[SHORT TASK] Give every line of the material again, exactly as written.

[AVAILABLE RECORDS]
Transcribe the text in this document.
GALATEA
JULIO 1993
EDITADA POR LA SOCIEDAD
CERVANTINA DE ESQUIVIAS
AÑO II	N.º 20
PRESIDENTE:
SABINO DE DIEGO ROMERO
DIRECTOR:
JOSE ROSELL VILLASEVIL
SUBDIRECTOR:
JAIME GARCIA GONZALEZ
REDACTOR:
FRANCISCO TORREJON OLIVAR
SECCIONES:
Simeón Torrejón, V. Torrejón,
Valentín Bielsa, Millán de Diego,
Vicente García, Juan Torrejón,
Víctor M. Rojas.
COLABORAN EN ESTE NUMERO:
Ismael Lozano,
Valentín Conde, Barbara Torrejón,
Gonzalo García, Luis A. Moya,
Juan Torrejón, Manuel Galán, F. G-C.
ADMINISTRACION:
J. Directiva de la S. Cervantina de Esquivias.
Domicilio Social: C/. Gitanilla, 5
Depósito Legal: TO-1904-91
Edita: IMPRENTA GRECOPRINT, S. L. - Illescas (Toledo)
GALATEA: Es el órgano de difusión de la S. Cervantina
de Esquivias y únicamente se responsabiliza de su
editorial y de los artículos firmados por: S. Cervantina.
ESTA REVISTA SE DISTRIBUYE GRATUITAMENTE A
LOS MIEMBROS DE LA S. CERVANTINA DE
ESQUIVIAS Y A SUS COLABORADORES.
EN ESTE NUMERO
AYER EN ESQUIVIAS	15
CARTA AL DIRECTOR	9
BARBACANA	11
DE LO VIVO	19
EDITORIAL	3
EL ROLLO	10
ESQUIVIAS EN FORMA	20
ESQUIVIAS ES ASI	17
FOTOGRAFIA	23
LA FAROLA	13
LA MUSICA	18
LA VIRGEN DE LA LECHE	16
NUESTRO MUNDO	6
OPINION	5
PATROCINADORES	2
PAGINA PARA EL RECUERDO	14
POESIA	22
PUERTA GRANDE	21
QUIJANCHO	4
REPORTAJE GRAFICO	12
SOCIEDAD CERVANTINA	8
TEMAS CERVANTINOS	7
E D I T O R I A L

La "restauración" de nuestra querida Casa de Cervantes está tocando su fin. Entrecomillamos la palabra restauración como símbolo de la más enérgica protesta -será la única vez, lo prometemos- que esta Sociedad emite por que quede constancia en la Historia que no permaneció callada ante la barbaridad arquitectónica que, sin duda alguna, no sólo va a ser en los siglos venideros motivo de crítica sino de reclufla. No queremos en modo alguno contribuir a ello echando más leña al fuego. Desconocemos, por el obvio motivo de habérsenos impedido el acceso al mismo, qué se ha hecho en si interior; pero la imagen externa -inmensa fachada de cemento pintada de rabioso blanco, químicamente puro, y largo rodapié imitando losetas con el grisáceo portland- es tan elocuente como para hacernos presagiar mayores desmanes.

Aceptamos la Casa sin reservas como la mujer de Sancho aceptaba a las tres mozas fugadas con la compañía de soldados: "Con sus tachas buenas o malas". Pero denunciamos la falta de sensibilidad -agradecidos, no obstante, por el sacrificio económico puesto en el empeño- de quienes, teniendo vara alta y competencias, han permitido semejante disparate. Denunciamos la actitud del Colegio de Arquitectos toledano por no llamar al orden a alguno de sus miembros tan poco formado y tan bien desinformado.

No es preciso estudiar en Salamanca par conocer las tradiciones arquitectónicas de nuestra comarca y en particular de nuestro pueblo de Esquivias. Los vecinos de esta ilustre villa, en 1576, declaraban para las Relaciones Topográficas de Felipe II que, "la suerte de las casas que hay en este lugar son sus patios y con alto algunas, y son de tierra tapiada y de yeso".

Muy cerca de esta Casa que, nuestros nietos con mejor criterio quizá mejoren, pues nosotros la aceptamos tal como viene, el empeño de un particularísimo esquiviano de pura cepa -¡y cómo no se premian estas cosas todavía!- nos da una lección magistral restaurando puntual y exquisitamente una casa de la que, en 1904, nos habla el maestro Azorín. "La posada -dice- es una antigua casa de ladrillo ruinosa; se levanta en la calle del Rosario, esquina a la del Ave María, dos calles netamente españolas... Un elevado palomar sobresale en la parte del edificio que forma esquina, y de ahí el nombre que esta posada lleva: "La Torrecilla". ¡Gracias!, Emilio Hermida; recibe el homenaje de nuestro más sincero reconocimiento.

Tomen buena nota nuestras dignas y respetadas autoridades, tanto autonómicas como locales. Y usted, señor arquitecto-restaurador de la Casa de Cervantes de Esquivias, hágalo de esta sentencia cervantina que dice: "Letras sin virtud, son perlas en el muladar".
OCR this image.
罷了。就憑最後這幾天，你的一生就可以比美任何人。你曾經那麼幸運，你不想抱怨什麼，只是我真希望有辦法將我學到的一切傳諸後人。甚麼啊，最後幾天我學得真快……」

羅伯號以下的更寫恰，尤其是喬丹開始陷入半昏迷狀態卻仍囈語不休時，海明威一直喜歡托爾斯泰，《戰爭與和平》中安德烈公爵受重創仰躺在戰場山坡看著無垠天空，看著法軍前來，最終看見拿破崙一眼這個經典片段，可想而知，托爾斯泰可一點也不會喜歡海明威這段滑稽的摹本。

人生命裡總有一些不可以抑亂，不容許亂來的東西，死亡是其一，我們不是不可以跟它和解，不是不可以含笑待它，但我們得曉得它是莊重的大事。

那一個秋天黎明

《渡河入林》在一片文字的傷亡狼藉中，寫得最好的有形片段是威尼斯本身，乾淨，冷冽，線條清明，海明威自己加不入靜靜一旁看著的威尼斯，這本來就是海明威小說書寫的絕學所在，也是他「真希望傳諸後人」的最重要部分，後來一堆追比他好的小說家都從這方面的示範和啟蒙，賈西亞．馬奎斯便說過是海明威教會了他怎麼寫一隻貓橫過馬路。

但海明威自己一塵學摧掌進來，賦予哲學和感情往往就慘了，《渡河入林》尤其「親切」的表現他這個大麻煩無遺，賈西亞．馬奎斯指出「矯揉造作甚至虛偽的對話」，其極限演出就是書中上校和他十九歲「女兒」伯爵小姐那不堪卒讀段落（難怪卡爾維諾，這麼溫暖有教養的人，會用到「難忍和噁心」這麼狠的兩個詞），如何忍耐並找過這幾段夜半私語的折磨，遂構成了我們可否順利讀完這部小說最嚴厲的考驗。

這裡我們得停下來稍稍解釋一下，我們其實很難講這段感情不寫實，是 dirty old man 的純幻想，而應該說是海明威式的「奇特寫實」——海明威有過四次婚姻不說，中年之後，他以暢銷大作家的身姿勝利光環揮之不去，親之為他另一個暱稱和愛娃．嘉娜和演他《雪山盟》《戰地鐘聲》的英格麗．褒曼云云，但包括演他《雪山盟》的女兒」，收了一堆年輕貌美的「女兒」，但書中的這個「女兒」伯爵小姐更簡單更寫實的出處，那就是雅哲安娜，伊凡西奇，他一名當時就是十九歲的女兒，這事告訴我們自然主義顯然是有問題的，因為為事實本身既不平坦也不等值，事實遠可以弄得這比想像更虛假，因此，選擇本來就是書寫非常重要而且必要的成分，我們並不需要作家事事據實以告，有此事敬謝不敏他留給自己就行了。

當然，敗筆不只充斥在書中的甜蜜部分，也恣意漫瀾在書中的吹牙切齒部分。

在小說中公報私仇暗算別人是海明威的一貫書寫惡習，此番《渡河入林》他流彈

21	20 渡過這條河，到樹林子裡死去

[EXERCISE OUTPUT]
Transcribe the text in this document.
GALATEA
JULIO 1993
EDITADA POR LA SOCIEDAD
CERVANTINA DE ESQUIVIAS
AÑO II	N.º 20
PRESIDENTE:
SABINO DE DIEGO ROMERO
DIRECTOR:
JOSE ROSELL VILLASEVIL
SUBDIRECTOR:
JAIME GARCIA GONZALEZ
REDACTOR:
FRANCISCO TORREJON OLIVAR
SECCIONES:
Simeón Torrejón, V. Torrejón,
Valentín Bielsa, Millán de Diego,
Vicente García, Juan Torrejón,
Víctor M. Rojas.
COLABORAN EN ESTE NUMERO:
Ismael Lozano,
Valentín Conde, Barbara Torrejón,
Gonzalo García, Luis A. Moya,
Juan Torrejón, Manuel Galán, F. G-C.
ADMINISTRACION:
J. Directiva de la S. Cervantina de Esquivias.
Domicilio Social: C/. Gitanilla, 5
Depósito Legal: TO-1904-91
Edita: IMPRENTA GRECOPRINT, S. L. - Illescas (Toledo)
GALATEA: Es el órgano de difusión de la S. Cervantina
de Esquivias y únicamente se responsabiliza de su
editorial y de los artículos firmados por: S. Cervantina.
ESTA REVISTA SE DISTRIBUYE GRATUITAMENTE A
LOS MIEMBROS DE LA S. CERVANTINA DE
ESQUIVIAS Y A SUS COLABORADORES.
EN ESTE NUMERO
AYER EN ESQUIVIAS	15
CARTA AL DIRECTOR	9
BARBACANA	11
DE LO VIVO	19
EDITORIAL	3
EL ROLLO	10
ESQUIVIAS EN FORMA	20
ESQUIVIAS ES ASI	17
FOTOGRAFIA	23
LA FAROLA	13
LA MUSICA	18
LA VIRGEN DE LA LECHE	16
NUESTRO MUNDO	6
OPINION	5
PATROCINADORES	2
PAGINA PARA EL RECUERDO	14
POESIA	22
PUERTA GRANDE	21
QUIJANCHO	4
REPORTAJE GRAFICO	12
SOCIEDAD CERVANTINA	8
TEMAS CERVANTINOS	7
E D I T O R I A L

La "restauración" de nuestra querida Casa de Cervantes está tocando su fin. Entrecomillamos la palabra restauración como símbolo de la más enérgica protesta -será la única vez, lo prometemos- que esta Sociedad emite por que quede constancia en la Historia que no permaneció callada ante la barbaridad arquitectónica que, sin duda alguna, no sólo va a ser en los siglos venideros motivo de crítica sino de reclufla. No queremos en modo alguno contribuir a ello echando más leña al fuego. Desconocemos, por el obvio motivo de habérsenos impedido el acceso al mismo, qué se ha hecho en si interior; pero la imagen externa -inmensa fachada de cemento pintada de rabioso blanco, químicamente puro, y largo rodapié imitando losetas con el grisáceo portland- es tan elocuente como para hacernos presagiar mayores desmanes.

Aceptamos la Casa sin reservas como la mujer de Sancho aceptaba a las tres mozas fugadas con la compañía de soldados: "Con sus tachas buenas o malas". Pero denunciamos la falta de sensibilidad -agradecidos, no obstante, por el sacrificio económico puesto en el empeño- de quienes, teniendo vara alta y competencias, han permitido semejante disparate. Denunciamos la actitud del Colegio de Arquitectos toledano por no llamar al orden a alguno de sus miembros tan poco formado y tan bien desinformado.

No es preciso estudiar en Salamanca par conocer las tradiciones arquitectónicas de nuestra comarca y en particular de nuestro pueblo de Esquivias. Los vecinos de esta ilustre villa, en 1576, declaraban para las Relaciones Topográficas de Felipe II que, "la suerte de las casas que hay en este lugar son sus patios y con alto algunas, y son de tierra tapiada y de yeso".

Muy cerca de esta Casa que, nuestros nietos con mejor criterio quizá mejoren, pues nosotros la aceptamos tal como viene, el empeño de un particularísimo esquiviano de pura cepa -¡y cómo no se premian estas cosas todavía!- nos da una lección magistral restaurando puntual y exquisitamente una casa de la que, en 1904, nos habla el maestro Azorín. "La posada -dice- es una antigua casa de ladrillo ruinosa; se levanta en la calle del Rosario, esquina a la del Ave María, dos calles netamente españolas... Un elevado palomar sobresale en la parte del edificio que forma esquina, y de ahí el nombre que esta posada lleva: "La Torrecilla". ¡Gracias!, Emilio Hermida; recibe el homenaje de nuestro más sincero reconocimiento.

Tomen buena nota nuestras dignas y respetadas autoridades, tanto autonómicas como locales. Y usted, señor arquitecto-restaurador de la Casa de Cervantes de Esquivias, hágalo de esta sentencia cervantina que dice: "Letras sin virtud, son perlas en el muladar".
OCR this image.
罷了。就憑最後這幾天，你的一生就可以比美任何人。你曾經那麼幸運，你不想抱怨什麼，只是我真希望有辦法將我學到的一切傳諸後人。甚麼啊，最後幾天我學得真快……」

羅伯號以下的更寫恰，尤其是喬丹開始陷入半昏迷狀態卻仍囈語不休時，海明威一直喜歡托爾斯泰，《戰爭與和平》中安德烈公爵受重創仰躺在戰場山坡看著無垠天空，看著法軍前來，最終看見拿破崙一眼這個經典片段，可想而知，托爾斯泰可一點也不會喜歡海明威這段滑稽的摹本。

人生命裡總有一些不可以抑亂，不容許亂來的東西，死亡是其一，我們不是不可以跟它和解，不是不可以含笑待它，但我們得曉得它是莊重的大事。

那一個秋天黎明

《渡河入林》在一片文字的傷亡狼藉中，寫得最好的有形片段是威尼斯本身，乾淨，冷冽，線條清明，海明威自己加不入靜靜一旁看著的威尼斯，這本來就是海明威小說書寫的絕學所在，也是他「真希望傳諸後人」的最重要部分，後來一堆追比他好的小說家都從這方面的示範和啟蒙，賈西亞．馬奎斯便說過是海明威教會了他怎麼寫一隻貓橫過馬路。

但海明威自己一塵學摧掌進來，賦予哲學和感情往往就慘了，《渡河入林》尤其「親切」的表現他這個大麻煩無遺，賈西亞．馬奎斯指出「矯揉造作甚至虛偽的對話」，其極限演出就是書中上校和他十九歲「女兒」伯爵小姐那不堪卒讀段落（難怪卡爾維諾，這麼溫暖有教養的人，會用到「難忍和噁心」這麼狠的兩個詞），如何忍耐並找過這幾段夜半私語的折磨，遂構成了我們可否順利讀完這部小說最嚴厲的考驗。

這裡我們得停下來稍稍解釋一下，我們其實很難講這段感情不寫實，是 dirty old man 的純幻想，而應該說是海明威式的「奇特寫實」——海明威有過四次婚姻不說，中年之後，他以暢銷大作家的身姿勝利光環揮之不去，親之為他另一個暱稱和愛娃．嘉娜和演他《雪山盟》《戰地鐘聲》的英格麗．褒曼云云，但包括演他《雪山盟》的女兒」，收了一堆年輕貌美的「女兒」，但書中的這個「女兒」伯爵小姐更簡單更寫實的出處，那就是雅哲安娜，伊凡西奇，他一名當時就是十九歲的女兒，這事告訴我們自然主義顯然是有問題的，因為為事實本身既不平坦也不等值，事實遠可以弄得這比想像更虛假，因此，選擇本來就是書寫非常重要而且必要的成分，我們並不需要作家事事據實以告，有此事敬謝不敏他留給自己就行了。

當然，敗筆不只充斥在書中的甜蜜部分，也恣意漫瀾在書中的吹牙切齒部分。

在小說中公報私仇暗算別人是海明威的一貫書寫惡習，此番《渡河入林》他流彈

21	20 渡過這條河，到樹林子裡死去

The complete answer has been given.